_WRITTEN EXERCISE_: Scan the entries for the string "MUSIC" and give the number of lines that have it, nothing further.

_SOURCE DATA_:
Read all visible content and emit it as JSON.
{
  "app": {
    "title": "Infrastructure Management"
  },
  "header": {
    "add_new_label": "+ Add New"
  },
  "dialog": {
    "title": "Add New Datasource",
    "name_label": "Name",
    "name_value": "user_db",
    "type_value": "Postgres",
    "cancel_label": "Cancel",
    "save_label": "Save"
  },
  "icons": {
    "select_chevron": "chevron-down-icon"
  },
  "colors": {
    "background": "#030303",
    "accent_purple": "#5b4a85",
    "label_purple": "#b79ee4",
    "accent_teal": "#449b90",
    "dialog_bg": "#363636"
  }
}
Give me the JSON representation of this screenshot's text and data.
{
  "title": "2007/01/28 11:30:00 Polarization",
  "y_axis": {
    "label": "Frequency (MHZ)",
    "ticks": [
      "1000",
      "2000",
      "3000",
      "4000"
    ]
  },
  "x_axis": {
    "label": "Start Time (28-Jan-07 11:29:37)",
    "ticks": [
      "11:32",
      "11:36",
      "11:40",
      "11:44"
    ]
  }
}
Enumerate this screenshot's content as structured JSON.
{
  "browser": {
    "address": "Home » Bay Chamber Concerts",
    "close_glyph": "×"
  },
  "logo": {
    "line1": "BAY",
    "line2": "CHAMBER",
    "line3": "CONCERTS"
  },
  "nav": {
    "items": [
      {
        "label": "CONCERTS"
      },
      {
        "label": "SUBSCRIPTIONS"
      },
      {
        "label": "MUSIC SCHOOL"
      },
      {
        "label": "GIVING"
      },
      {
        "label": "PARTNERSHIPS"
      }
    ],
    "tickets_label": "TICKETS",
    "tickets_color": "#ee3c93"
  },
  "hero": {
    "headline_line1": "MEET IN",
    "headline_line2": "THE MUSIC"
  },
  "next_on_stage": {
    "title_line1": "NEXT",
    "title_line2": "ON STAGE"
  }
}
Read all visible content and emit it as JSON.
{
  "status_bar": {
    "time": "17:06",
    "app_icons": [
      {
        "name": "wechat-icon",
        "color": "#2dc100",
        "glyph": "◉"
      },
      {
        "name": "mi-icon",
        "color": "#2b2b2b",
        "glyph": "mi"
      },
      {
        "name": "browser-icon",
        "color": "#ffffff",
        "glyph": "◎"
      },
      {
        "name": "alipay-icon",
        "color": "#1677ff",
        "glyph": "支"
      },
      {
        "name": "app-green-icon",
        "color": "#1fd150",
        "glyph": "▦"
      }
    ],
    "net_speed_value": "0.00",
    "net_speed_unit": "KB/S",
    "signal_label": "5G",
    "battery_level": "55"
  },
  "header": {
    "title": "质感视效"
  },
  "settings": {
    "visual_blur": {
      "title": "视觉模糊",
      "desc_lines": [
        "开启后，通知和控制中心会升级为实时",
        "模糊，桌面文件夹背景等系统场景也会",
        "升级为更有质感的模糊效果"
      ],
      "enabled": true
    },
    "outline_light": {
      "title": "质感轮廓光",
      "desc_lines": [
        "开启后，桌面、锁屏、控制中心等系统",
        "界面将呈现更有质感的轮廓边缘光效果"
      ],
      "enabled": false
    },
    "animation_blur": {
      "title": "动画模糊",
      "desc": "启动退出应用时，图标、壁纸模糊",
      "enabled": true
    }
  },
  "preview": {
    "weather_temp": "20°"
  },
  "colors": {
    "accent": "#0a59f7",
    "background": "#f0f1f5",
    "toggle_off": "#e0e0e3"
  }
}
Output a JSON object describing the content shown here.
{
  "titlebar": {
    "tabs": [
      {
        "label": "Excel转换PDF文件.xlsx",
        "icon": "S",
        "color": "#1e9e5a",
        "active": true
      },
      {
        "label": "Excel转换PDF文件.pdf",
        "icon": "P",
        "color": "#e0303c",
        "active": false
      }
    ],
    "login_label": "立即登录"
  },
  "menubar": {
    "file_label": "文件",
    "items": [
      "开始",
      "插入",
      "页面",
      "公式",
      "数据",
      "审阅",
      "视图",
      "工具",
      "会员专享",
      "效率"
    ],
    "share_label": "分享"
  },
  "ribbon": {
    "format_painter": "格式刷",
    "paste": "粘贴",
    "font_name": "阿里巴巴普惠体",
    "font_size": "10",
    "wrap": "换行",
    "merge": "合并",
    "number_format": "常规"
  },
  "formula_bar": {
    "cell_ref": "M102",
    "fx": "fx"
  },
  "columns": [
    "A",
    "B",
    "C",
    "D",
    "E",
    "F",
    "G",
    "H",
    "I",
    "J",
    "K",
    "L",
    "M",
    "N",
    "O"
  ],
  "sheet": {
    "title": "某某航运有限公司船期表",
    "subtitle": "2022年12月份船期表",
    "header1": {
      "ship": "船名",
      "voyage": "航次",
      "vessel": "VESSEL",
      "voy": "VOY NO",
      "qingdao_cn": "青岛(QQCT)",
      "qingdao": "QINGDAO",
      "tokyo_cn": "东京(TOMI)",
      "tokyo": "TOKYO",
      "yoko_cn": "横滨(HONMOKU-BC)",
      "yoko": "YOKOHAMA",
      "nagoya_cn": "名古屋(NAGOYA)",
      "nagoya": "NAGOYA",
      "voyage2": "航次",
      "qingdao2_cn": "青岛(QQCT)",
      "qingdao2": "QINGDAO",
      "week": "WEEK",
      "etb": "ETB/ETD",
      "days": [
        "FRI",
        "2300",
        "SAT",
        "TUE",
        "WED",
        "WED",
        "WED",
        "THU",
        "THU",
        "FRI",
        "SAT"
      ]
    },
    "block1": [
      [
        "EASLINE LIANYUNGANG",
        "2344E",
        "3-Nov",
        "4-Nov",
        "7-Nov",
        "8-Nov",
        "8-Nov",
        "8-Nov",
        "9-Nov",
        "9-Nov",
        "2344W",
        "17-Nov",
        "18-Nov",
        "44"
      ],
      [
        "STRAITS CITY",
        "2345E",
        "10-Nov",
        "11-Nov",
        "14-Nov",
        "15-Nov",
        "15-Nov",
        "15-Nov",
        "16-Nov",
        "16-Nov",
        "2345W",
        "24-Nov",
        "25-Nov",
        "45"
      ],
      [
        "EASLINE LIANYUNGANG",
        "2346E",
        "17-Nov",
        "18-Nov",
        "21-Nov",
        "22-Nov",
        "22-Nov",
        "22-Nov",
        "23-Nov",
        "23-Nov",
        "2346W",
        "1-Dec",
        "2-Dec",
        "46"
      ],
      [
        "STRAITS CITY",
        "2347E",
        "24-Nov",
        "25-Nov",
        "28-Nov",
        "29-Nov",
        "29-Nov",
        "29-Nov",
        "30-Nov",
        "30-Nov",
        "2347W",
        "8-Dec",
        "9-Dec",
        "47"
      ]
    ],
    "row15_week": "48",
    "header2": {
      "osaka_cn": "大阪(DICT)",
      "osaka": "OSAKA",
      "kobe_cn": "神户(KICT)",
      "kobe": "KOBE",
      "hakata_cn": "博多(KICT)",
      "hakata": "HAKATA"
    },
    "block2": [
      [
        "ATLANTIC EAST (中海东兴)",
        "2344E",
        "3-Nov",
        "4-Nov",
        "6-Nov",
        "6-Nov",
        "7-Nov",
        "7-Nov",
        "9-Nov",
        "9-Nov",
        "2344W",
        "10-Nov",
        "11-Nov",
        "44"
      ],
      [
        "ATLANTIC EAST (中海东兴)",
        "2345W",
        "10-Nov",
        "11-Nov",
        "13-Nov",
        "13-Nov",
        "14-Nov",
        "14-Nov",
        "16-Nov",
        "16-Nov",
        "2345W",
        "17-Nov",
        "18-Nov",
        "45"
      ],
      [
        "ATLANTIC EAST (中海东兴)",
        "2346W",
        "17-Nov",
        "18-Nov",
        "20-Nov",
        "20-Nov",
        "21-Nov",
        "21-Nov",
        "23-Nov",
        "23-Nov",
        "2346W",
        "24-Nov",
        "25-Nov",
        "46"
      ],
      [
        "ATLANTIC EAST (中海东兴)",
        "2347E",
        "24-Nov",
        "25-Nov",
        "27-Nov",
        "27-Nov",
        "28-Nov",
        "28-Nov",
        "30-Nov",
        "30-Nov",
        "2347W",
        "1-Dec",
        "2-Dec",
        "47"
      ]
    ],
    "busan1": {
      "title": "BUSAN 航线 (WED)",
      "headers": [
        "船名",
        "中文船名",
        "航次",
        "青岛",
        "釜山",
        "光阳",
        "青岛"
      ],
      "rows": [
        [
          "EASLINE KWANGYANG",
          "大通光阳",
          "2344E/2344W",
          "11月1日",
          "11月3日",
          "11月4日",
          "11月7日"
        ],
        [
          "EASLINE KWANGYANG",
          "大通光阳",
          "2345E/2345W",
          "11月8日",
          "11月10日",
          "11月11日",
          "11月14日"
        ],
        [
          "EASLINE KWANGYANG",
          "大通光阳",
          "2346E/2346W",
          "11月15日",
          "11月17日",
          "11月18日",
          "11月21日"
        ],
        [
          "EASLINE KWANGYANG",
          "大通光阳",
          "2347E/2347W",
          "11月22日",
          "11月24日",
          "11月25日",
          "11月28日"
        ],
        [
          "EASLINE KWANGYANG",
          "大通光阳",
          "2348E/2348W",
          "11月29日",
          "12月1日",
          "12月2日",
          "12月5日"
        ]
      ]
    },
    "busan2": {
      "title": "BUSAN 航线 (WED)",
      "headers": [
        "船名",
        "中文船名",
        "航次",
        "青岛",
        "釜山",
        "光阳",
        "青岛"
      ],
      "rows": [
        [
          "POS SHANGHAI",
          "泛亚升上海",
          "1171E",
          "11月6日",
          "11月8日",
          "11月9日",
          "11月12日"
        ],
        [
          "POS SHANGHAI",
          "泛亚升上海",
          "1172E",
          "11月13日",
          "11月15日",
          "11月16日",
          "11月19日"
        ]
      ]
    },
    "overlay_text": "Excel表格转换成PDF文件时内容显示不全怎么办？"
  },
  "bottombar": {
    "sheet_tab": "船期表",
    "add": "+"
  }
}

_CORRECT ANSWER_: 2